++++ Given records ++++
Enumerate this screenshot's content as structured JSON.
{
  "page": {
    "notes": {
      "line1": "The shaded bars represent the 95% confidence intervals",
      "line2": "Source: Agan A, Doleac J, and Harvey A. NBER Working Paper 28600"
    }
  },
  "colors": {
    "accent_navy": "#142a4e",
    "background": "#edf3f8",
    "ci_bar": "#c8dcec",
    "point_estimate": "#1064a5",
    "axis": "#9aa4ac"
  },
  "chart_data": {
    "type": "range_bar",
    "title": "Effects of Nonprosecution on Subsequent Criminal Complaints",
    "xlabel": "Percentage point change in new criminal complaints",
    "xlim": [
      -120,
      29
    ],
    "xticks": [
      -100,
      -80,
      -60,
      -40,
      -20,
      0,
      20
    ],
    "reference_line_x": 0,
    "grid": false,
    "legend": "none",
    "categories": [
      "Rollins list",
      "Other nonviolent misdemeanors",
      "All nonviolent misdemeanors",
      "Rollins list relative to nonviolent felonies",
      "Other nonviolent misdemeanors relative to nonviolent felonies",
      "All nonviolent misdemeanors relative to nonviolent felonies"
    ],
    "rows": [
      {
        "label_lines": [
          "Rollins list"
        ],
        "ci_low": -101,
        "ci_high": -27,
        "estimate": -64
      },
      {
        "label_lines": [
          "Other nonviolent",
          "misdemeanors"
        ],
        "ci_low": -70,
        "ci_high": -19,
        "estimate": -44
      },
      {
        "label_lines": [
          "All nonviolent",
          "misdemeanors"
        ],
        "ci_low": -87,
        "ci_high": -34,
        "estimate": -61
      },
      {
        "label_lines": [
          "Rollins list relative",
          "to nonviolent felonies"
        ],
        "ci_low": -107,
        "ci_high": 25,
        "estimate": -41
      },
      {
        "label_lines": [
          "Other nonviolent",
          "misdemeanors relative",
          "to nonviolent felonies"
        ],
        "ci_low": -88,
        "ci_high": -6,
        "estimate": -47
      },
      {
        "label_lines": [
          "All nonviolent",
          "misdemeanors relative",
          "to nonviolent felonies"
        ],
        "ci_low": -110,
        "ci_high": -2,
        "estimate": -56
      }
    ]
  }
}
++++
++++ Given records ++++
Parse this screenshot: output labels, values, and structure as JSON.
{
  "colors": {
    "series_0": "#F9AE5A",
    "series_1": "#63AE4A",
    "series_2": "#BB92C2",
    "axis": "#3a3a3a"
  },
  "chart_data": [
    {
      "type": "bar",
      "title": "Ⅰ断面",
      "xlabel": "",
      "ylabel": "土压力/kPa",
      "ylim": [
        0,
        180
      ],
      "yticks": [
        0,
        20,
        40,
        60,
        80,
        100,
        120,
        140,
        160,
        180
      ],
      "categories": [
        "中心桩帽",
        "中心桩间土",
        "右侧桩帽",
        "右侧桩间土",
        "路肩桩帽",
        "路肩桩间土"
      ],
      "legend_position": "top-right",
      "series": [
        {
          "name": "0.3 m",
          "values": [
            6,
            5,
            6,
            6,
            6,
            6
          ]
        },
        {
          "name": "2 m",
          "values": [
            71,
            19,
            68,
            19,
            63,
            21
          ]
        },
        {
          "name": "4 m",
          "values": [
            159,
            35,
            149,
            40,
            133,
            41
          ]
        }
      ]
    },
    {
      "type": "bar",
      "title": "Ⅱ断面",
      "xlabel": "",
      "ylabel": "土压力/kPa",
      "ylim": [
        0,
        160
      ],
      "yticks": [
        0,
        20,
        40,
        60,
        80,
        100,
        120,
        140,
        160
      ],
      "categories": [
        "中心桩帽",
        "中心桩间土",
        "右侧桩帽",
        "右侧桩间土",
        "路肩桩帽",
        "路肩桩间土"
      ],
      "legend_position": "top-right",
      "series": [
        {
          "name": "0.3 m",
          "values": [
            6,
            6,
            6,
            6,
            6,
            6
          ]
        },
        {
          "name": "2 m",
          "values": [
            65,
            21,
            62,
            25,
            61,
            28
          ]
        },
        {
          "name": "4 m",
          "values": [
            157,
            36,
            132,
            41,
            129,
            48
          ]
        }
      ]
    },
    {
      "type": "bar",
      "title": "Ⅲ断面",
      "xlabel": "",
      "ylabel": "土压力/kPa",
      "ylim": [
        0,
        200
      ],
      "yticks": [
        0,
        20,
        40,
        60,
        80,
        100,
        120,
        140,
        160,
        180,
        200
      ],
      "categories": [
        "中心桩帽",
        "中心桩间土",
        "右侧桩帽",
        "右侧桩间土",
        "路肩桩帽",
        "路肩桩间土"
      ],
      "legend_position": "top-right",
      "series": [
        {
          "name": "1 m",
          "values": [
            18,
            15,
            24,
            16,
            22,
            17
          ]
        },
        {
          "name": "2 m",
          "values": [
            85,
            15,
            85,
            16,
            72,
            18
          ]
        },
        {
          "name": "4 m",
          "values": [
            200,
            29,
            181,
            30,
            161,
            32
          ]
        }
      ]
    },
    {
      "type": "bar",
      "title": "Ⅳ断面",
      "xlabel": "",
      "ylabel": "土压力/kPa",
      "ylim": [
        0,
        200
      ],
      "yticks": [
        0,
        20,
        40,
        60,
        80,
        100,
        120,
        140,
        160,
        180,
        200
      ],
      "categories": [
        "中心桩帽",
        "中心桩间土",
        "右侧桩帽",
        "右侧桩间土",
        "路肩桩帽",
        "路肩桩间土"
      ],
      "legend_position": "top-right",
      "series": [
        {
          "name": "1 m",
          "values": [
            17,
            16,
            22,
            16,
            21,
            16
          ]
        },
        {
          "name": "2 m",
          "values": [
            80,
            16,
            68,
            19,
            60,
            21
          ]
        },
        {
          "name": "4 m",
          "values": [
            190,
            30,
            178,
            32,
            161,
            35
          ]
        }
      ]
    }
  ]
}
++++
++++ Given records ++++
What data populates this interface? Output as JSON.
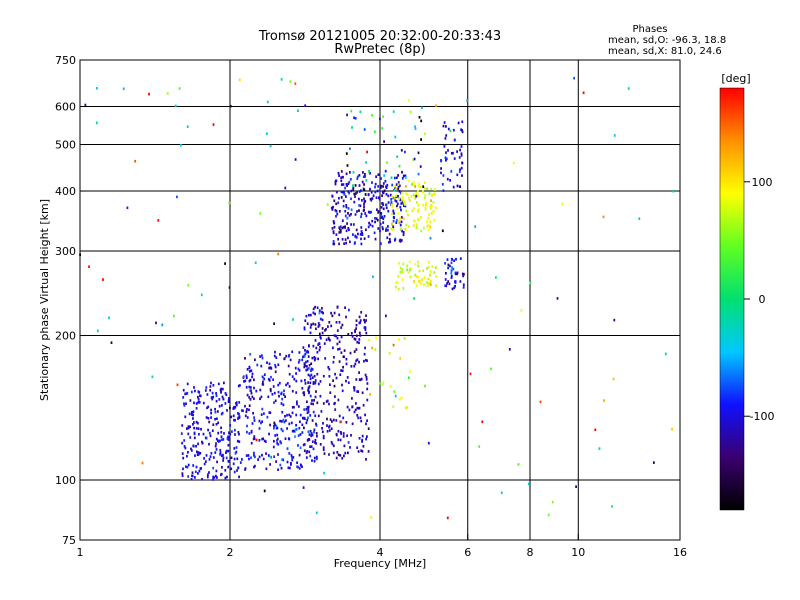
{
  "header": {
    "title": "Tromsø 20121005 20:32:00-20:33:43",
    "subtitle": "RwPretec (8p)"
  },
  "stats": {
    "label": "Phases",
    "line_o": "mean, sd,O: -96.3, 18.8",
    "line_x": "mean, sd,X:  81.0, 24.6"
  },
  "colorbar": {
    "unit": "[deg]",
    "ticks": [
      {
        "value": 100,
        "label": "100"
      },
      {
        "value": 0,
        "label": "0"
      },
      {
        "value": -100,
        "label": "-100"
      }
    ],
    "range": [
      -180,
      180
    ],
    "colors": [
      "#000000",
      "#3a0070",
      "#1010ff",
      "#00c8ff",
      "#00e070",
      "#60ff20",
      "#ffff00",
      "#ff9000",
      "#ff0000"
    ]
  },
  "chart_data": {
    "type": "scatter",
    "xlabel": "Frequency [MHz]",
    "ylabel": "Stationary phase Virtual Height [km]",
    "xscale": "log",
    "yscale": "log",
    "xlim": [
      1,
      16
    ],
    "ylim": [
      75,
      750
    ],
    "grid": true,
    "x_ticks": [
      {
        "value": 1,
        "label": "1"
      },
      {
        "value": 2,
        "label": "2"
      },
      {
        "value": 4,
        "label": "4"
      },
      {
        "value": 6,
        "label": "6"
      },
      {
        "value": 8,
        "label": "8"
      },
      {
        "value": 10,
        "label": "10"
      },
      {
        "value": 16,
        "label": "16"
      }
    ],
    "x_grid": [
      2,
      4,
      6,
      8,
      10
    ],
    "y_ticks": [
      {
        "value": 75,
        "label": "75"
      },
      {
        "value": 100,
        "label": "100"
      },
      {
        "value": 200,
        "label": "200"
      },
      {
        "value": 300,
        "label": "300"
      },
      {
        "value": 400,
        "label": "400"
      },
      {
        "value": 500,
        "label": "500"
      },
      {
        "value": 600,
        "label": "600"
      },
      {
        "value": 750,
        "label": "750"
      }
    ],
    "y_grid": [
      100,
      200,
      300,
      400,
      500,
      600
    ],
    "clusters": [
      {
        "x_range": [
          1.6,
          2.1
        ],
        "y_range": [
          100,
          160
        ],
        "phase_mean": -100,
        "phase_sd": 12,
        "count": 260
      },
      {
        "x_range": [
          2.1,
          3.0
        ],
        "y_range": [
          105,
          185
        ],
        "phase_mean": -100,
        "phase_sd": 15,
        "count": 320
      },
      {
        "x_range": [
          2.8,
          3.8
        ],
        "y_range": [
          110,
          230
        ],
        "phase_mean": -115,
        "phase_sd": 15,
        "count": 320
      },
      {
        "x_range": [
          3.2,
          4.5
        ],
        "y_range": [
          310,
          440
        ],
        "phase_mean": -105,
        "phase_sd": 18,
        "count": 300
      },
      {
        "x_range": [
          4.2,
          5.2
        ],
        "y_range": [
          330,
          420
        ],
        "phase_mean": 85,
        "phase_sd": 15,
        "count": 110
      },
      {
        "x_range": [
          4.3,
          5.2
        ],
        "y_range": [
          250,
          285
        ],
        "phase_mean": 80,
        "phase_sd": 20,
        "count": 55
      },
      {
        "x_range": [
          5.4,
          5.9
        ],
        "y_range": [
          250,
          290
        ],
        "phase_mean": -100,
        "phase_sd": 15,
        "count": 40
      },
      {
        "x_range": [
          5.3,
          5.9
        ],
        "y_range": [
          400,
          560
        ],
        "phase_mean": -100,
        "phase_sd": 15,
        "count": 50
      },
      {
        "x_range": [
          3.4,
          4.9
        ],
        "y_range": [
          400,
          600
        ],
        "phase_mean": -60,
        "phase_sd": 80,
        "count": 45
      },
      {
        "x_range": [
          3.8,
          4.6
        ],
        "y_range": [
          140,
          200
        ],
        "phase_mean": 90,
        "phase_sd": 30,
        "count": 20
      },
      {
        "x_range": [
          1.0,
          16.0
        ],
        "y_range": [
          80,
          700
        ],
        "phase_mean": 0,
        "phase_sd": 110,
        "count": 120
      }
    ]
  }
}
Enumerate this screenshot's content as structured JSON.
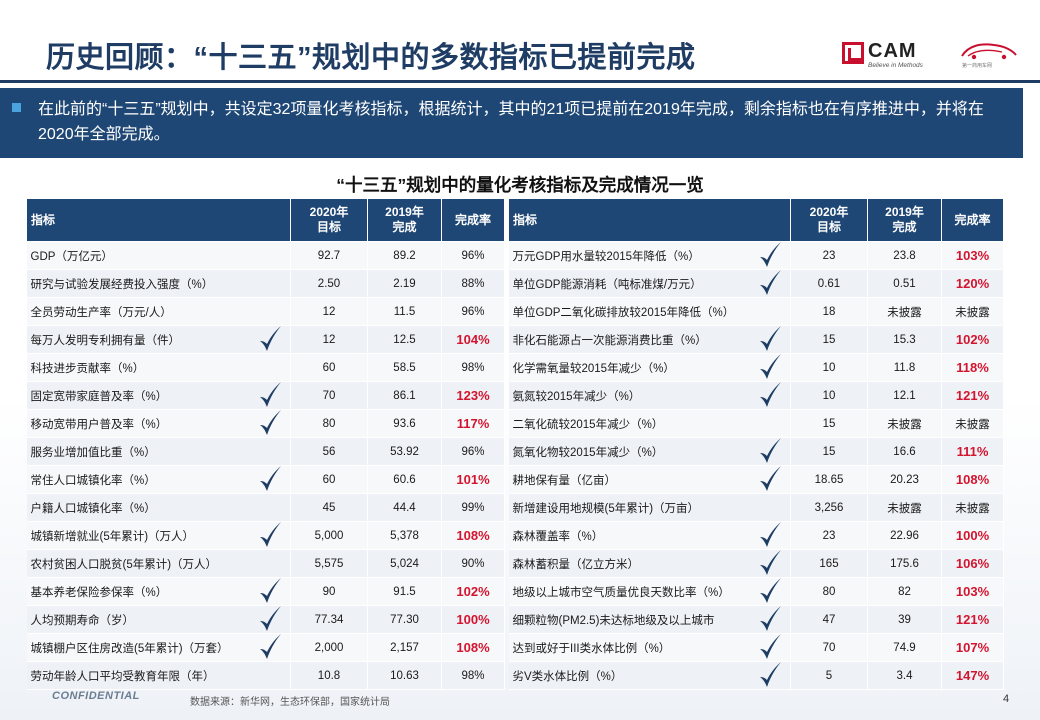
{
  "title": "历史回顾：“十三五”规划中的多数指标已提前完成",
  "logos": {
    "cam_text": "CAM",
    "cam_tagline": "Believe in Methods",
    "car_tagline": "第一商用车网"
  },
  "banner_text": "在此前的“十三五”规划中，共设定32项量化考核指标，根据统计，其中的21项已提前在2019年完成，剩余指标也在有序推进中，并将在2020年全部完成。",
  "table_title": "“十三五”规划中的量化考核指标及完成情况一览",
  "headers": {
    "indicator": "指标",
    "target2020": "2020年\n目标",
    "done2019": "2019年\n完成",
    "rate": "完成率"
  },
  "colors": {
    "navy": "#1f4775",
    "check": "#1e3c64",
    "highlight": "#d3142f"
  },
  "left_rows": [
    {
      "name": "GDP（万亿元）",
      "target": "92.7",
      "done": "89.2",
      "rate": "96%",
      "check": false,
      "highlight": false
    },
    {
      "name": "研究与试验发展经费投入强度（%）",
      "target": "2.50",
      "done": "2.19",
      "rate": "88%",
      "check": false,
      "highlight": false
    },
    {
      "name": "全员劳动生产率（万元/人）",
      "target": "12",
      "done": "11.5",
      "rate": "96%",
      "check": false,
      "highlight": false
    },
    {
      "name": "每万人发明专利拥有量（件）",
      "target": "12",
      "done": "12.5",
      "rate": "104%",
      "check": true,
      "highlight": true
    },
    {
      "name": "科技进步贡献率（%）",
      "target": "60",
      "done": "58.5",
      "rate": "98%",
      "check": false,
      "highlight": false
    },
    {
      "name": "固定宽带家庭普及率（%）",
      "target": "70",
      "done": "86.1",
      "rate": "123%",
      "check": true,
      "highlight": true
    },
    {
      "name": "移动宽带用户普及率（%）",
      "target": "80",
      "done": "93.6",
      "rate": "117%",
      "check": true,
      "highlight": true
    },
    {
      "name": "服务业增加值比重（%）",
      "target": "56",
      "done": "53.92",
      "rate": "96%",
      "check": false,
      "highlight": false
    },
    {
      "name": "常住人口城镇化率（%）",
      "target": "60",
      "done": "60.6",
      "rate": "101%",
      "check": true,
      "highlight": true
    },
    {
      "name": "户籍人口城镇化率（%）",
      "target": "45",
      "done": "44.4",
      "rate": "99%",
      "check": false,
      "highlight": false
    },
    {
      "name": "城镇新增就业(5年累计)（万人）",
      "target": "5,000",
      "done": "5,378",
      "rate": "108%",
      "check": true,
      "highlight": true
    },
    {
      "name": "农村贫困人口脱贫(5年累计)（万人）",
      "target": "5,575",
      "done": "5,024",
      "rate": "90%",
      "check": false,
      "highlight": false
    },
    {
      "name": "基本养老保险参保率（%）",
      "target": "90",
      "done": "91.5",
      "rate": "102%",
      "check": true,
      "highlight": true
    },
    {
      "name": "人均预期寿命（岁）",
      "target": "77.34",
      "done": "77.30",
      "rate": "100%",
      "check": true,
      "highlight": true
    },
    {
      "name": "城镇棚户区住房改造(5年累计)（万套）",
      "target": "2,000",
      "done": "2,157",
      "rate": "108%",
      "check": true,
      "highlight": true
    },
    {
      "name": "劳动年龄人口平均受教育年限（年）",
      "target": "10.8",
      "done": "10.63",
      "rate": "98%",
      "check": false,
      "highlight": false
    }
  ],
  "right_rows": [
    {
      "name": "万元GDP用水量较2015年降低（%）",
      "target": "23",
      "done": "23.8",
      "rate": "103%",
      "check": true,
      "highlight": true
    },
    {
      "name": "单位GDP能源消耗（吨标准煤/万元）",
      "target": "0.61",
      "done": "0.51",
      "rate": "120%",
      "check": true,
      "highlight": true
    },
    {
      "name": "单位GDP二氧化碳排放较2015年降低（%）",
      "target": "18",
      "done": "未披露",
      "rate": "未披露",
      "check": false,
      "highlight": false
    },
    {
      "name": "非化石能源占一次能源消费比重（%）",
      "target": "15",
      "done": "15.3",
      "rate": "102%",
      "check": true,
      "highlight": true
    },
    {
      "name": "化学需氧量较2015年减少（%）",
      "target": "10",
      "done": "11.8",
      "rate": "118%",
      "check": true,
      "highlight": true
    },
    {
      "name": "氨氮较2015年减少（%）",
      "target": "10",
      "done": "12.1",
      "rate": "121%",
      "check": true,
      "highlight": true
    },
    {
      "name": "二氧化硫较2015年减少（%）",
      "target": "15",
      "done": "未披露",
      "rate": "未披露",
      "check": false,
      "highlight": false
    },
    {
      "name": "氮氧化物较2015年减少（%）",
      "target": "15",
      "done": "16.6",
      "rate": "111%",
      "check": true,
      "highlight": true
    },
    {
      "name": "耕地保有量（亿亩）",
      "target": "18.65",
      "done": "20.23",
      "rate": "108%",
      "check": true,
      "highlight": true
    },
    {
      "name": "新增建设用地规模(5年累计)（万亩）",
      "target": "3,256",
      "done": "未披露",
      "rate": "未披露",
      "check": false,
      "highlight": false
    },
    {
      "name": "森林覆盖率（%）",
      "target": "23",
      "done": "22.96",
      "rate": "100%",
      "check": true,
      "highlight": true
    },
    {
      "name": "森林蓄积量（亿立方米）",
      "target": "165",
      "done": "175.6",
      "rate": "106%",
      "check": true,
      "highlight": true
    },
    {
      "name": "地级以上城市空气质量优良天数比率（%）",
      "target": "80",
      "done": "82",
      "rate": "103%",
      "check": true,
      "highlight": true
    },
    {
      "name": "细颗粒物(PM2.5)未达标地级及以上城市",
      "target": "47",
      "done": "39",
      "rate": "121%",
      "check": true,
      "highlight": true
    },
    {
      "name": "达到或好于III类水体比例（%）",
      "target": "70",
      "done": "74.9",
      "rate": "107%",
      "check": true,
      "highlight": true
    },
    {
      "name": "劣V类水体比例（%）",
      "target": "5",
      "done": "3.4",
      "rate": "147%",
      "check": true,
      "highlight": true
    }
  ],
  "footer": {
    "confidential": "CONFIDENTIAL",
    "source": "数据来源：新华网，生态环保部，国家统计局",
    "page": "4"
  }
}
++++
▸ **Required work**
Choose all lines containing the string "JSON" and copy them out.

▸ **Output for this task**
Enumerate this screenshot's content as structured JSON.
Parse this screenshot: output labels, values, and structure as JSON.
What data populates this interface? Output as JSON.
Enumerate this screenshot's content as structured JSON.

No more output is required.